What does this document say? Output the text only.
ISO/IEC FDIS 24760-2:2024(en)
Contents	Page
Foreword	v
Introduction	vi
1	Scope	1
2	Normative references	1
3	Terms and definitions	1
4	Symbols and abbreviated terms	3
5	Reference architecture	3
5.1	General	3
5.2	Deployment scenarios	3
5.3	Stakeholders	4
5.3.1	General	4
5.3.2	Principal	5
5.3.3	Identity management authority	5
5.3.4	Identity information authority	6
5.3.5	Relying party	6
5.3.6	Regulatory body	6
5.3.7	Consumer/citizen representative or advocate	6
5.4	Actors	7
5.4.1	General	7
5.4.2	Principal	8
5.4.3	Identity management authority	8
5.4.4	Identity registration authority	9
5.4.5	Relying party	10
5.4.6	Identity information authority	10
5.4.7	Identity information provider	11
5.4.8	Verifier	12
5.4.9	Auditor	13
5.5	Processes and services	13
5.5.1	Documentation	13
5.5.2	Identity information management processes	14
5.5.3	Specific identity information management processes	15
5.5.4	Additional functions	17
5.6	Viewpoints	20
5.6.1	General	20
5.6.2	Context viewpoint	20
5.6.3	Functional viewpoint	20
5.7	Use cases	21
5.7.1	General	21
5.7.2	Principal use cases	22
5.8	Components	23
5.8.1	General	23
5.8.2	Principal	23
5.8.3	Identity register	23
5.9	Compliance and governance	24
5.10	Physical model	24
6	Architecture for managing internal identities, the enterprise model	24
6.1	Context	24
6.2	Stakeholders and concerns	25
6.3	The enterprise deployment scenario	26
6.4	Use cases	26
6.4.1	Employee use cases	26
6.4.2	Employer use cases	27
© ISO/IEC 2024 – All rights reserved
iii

^^^^

> SET EXERCISE
Repeat the whole listing exactly, keeping every line intact.

> TASK ANSWER
What does this document say? Output the text only.
ISO/IEC FDIS 24760-2:2024(en)
Contents	Page
Foreword	v
Introduction	vi
1	Scope	1
2	Normative references	1
3	Terms and definitions	1
4	Symbols and abbreviated terms	3
5	Reference architecture	3
5.1	General	3
5.2	Deployment scenarios	3
5.3	Stakeholders	4
5.3.1	General	4
5.3.2	Principal	5
5.3.3	Identity management authority	5
5.3.4	Identity information authority	6
5.3.5	Relying party	6
5.3.6	Regulatory body	6
5.3.7	Consumer/citizen representative or advocate	6
5.4	Actors	7
5.4.1	General	7
5.4.2	Principal	8
5.4.3	Identity management authority	8
5.4.4	Identity registration authority	9
5.4.5	Relying party	10
5.4.6	Identity information authority	10
5.4.7	Identity information provider	11
5.4.8	Verifier	12
5.4.9	Auditor	13
5.5	Processes and services	13
5.5.1	Documentation	13
5.5.2	Identity information management processes	14
5.5.3	Specific identity information management processes	15
5.5.4	Additional functions	17
5.6	Viewpoints	20
5.6.1	General	20
5.6.2	Context viewpoint	20
5.6.3	Functional viewpoint	20
5.7	Use cases	21
5.7.1	General	21
5.7.2	Principal use cases	22
5.8	Components	23
5.8.1	General	23
5.8.2	Principal	23
5.8.3	Identity register	23
5.9	Compliance and governance	24
5.10	Physical model	24
6	Architecture for managing internal identities, the enterprise model	24
6.1	Context	24
6.2	Stakeholders and concerns	25
6.3	The enterprise deployment scenario	26
6.4	Use cases	26
6.4.1	Employee use cases	26
6.4.2	Employer use cases	27
© ISO/IEC 2024 – All rights reserved
iii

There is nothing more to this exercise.